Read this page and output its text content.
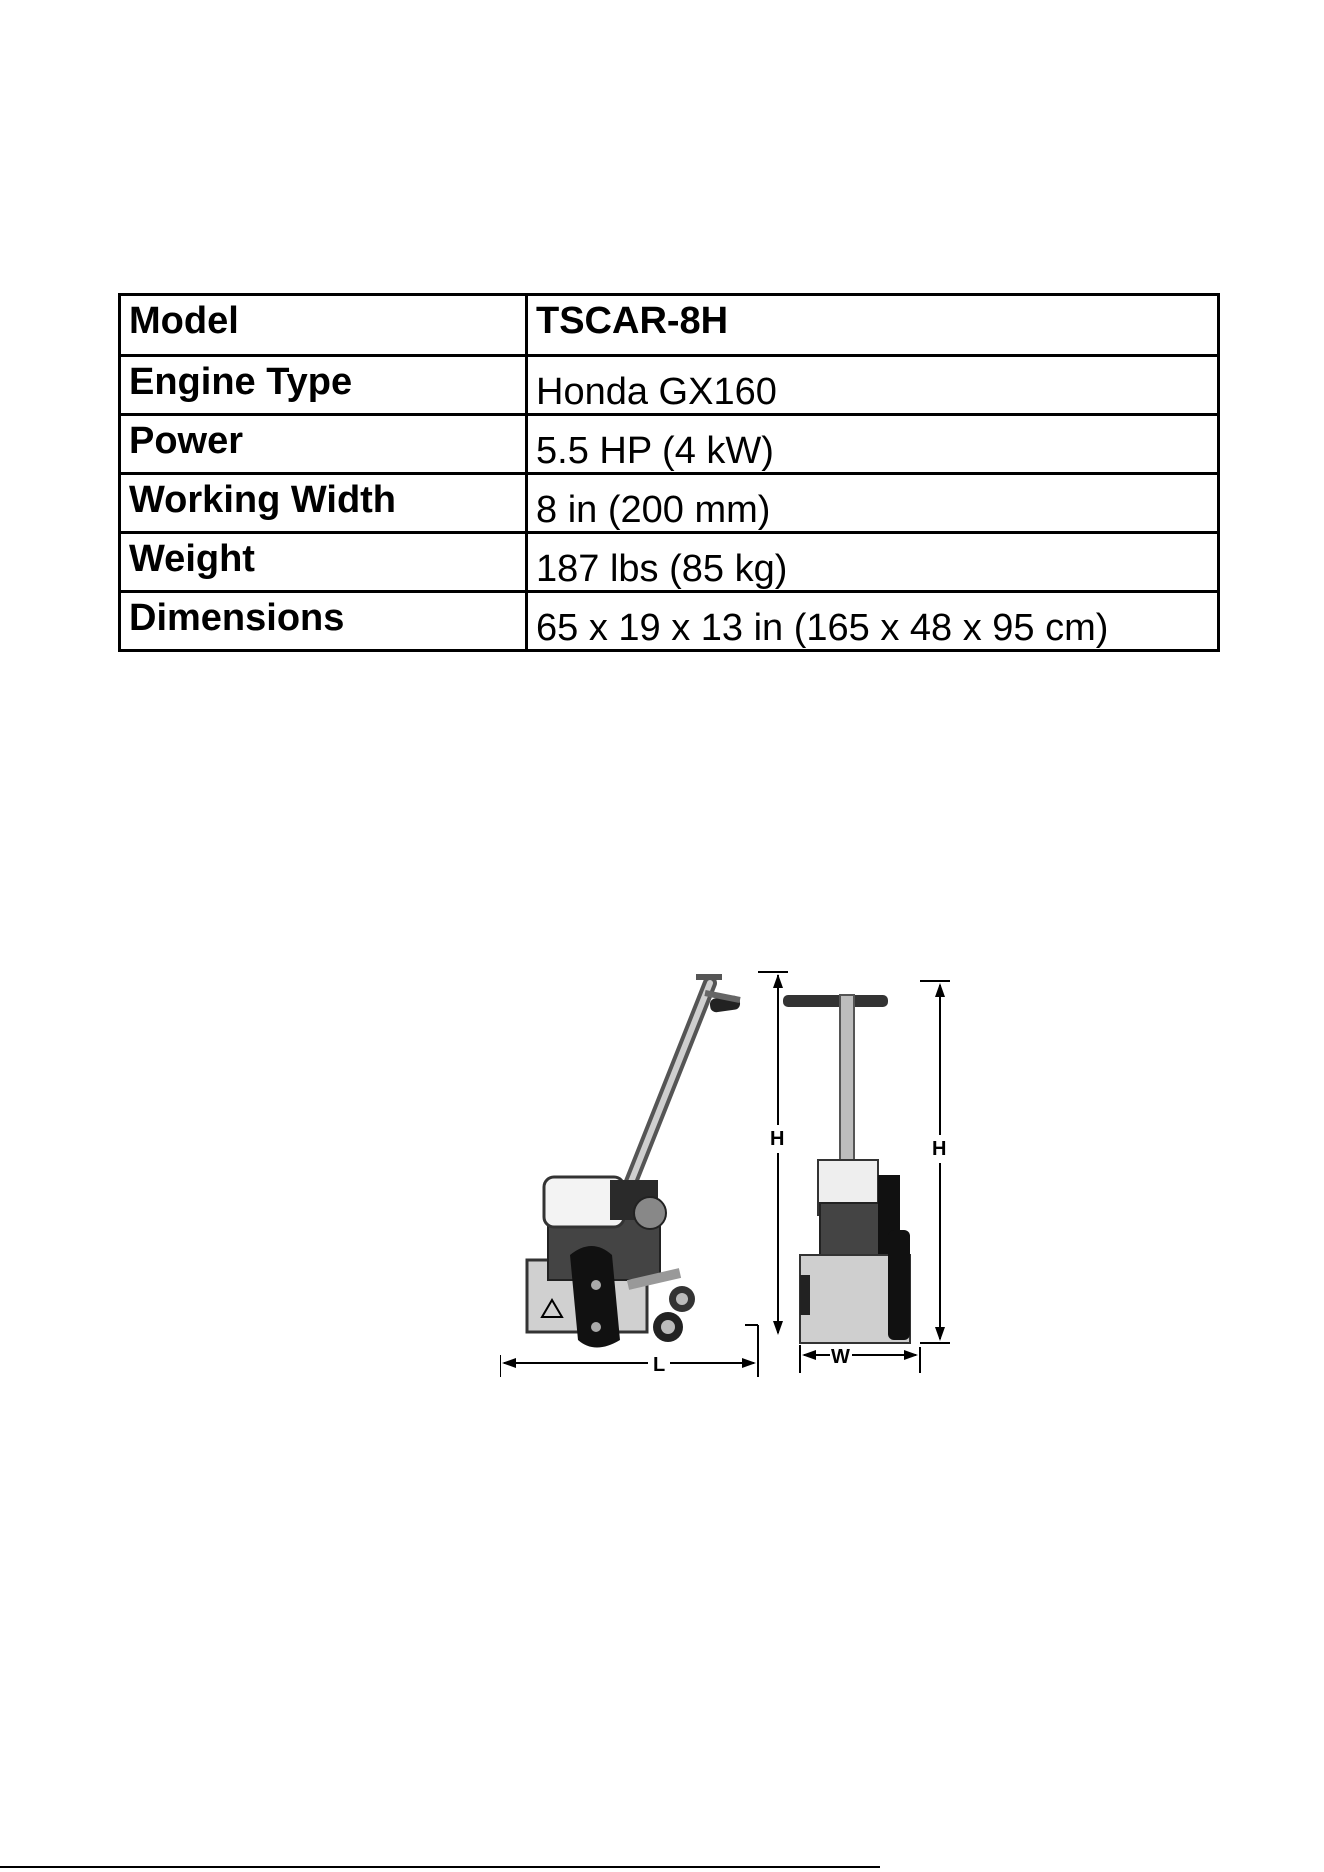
Model	TSCAR-8H
Engine Type	Honda GX160
Power	5.5 HP (4 kW)
Working Width	8 in (200 mm)
Weight	187 lbs (85 kg)
Dimensions	65 x 19 x 13 in (165 x 48 x 95 cm)
L
H	H
W
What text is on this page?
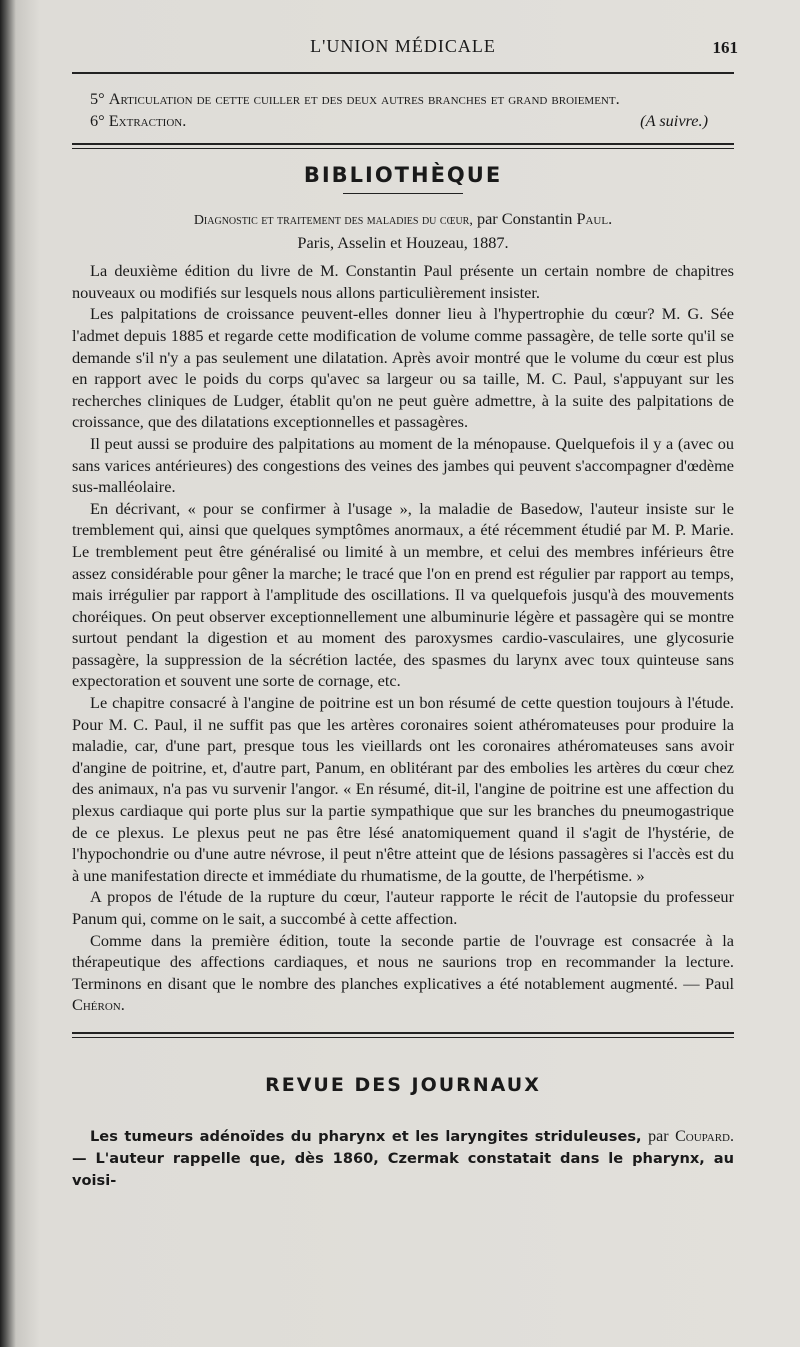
L'UNION MÉDICALE	161

5° Articulation de cette cuiller et des deux autres branches et grand broiement.

6° Extraction.	(A suivre.)

BIBLIOTHÈQUE
Diagnostic et traitement des maladies du cœur, par Constantin Paul.
Paris, Asselin et Houzeau, 1887.

La deuxième édition du livre de M. Constantin Paul présente un certain nombre de chapitres nouveaux ou modifiés sur lesquels nous allons particulièrement insister.

Les palpitations de croissance peuvent-elles donner lieu à l'hypertrophie du cœur? M. G. Sée l'admet depuis 1885 et regarde cette modification de volume comme passagère, de telle sorte qu'il se demande s'il n'y a pas seulement une dilatation. Après avoir montré que le volume du cœur est plus en rapport avec le poids du corps qu'avec sa largeur ou sa taille, M. C. Paul, s'appuyant sur les recherches cliniques de Ludger, établit qu'on ne peut guère admettre, à la suite des palpitations de croissance, que des dilatations exceptionnelles et passagères.

Il peut aussi se produire des palpitations au moment de la ménopause. Quelquefois il y a (avec ou sans varices antérieures) des congestions des veines des jambes qui peuvent s'accompagner d'œdème sus-malléolaire.

En décrivant, « pour se confirmer à l'usage », la maladie de Basedow, l'auteur insiste sur le tremblement qui, ainsi que quelques symptômes anormaux, a été récemment étudié par M. P. Marie. Le tremblement peut être généralisé ou limité à un membre, et celui des membres inférieurs être assez considérable pour gêner la marche; le tracé que l'on en prend est régulier par rapport au temps, mais irrégulier par rapport à l'amplitude des oscillations. Il va quelquefois jusqu'à des mouvements choréiques. On peut observer exceptionnellement une albuminurie légère et passagère qui se montre surtout pendant la digestion et au moment des paroxysmes cardio-vasculaires, une glycosurie passagère, la suppression de la sécrétion lactée, des spasmes du larynx avec toux quinteuse sans expectoration et souvent une sorte de cornage, etc.

Le chapitre consacré à l'angine de poitrine est un bon résumé de cette question toujours à l'étude. Pour M. C. Paul, il ne suffit pas que les artères coronaires soient athéromateuses pour produire la maladie, car, d'une part, presque tous les vieillards ont les coronaires athéromateuses sans avoir d'angine de poitrine, et, d'autre part, Panum, en oblitérant par des embolies les artères du cœur chez des animaux, n'a pas vu survenir l'angor. « En résumé, dit-il, l'angine de poitrine est une affection du plexus cardiaque qui porte plus sur la partie sympathique que sur les branches du pneumogastrique de ce plexus. Le plexus peut ne pas être lésé anatomiquement quand il s'agit de l'hystérie, de l'hypochondrie ou d'une autre névrose, il peut n'être atteint que de lésions passagères si l'accès est du à une manifestation directe et immédiate du rhumatisme, de la goutte, de l'herpétisme. »

A propos de l'étude de la rupture du cœur, l'auteur rapporte le récit de l'autopsie du professeur Panum qui, comme on le sait, a succombé à cette affection.

Comme dans la première édition, toute la seconde partie de l'ouvrage est consacrée à la thérapeutique des affections cardiaques, et nous ne saurions trop en recommander la lecture. Terminons en disant que le nombre des planches explicatives a été notablement augmenté. — Paul Chéron.

REVUE DES JOURNAUX

Les tumeurs adénoïdes du pharynx et les laryngites striduleuses, par Coupard. — L'auteur rappelle que, dès 1860, Czermak constatait dans le pharynx, au voisi-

→ Aim
Keep the pictures out and write out the records exactly.

→ Result of the task
Read this page and output its text content.
Model	TSCAR-8H
Engine Type	Honda GX160
Power	5.5 HP (4 kW)
Working Width	8 in (200 mm)
Weight	187 lbs (85 kg)
Dimensions	65 x 19 x 13 in (165 x 48 x 95 cm)
L
H	H
W
What text is on this page?
L'UNION MÉDICALE	161

5° Articulation de cette cuiller et des deux autres branches et grand broiement.

6° Extraction.	(A suivre.)

BIBLIOTHÈQUE
Diagnostic et traitement des maladies du cœur, par Constantin Paul.
Paris, Asselin et Houzeau, 1887.

La deuxième édition du livre de M. Constantin Paul présente un certain nombre de chapitres nouveaux ou modifiés sur lesquels nous allons particulièrement insister.

Les palpitations de croissance peuvent-elles donner lieu à l'hypertrophie du cœur? M. G. Sée l'admet depuis 1885 et regarde cette modification de volume comme passagère, de telle sorte qu'il se demande s'il n'y a pas seulement une dilatation. Après avoir montré que le volume du cœur est plus en rapport avec le poids du corps qu'avec sa largeur ou sa taille, M. C. Paul, s'appuyant sur les recherches cliniques de Ludger, établit qu'on ne peut guère admettre, à la suite des palpitations de croissance, que des dilatations exceptionnelles et passagères.

Il peut aussi se produire des palpitations au moment de la ménopause. Quelquefois il y a (avec ou sans varices antérieures) des congestions des veines des jambes qui peuvent s'accompagner d'œdème sus-malléolaire.

En décrivant, « pour se confirmer à l'usage », la maladie de Basedow, l'auteur insiste sur le tremblement qui, ainsi que quelques symptômes anormaux, a été récemment étudié par M. P. Marie. Le tremblement peut être généralisé ou limité à un membre, et celui des membres inférieurs être assez considérable pour gêner la marche; le tracé que l'on en prend est régulier par rapport au temps, mais irrégulier par rapport à l'amplitude des oscillations. Il va quelquefois jusqu'à des mouvements choréiques. On peut observer exceptionnellement une albuminurie légère et passagère qui se montre surtout pendant la digestion et au moment des paroxysmes cardio-vasculaires, une glycosurie passagère, la suppression de la sécrétion lactée, des spasmes du larynx avec toux quinteuse sans expectoration et souvent une sorte de cornage, etc.

Le chapitre consacré à l'angine de poitrine est un bon résumé de cette question toujours à l'étude. Pour M. C. Paul, il ne suffit pas que les artères coronaires soient athéromateuses pour produire la maladie, car, d'une part, presque tous les vieillards ont les coronaires athéromateuses sans avoir d'angine de poitrine, et, d'autre part, Panum, en oblitérant par des embolies les artères du cœur chez des animaux, n'a pas vu survenir l'angor. « En résumé, dit-il, l'angine de poitrine est une affection du plexus cardiaque qui porte plus sur la partie sympathique que sur les branches du pneumogastrique de ce plexus. Le plexus peut ne pas être lésé anatomiquement quand il s'agit de l'hystérie, de l'hypochondrie ou d'une autre névrose, il peut n'être atteint que de lésions passagères si l'accès est du à une manifestation directe et immédiate du rhumatisme, de la goutte, de l'herpétisme. »

A propos de l'étude de la rupture du cœur, l'auteur rapporte le récit de l'autopsie du professeur Panum qui, comme on le sait, a succombé à cette affection.

Comme dans la première édition, toute la seconde partie de l'ouvrage est consacrée à la thérapeutique des affections cardiaques, et nous ne saurions trop en recommander la lecture. Terminons en disant que le nombre des planches explicatives a été notablement augmenté. — Paul Chéron.

REVUE DES JOURNAUX

Les tumeurs adénoïdes du pharynx et les laryngites striduleuses, par Coupard. — L'auteur rappelle que, dès 1860, Czermak constatait dans le pharynx, au voisi-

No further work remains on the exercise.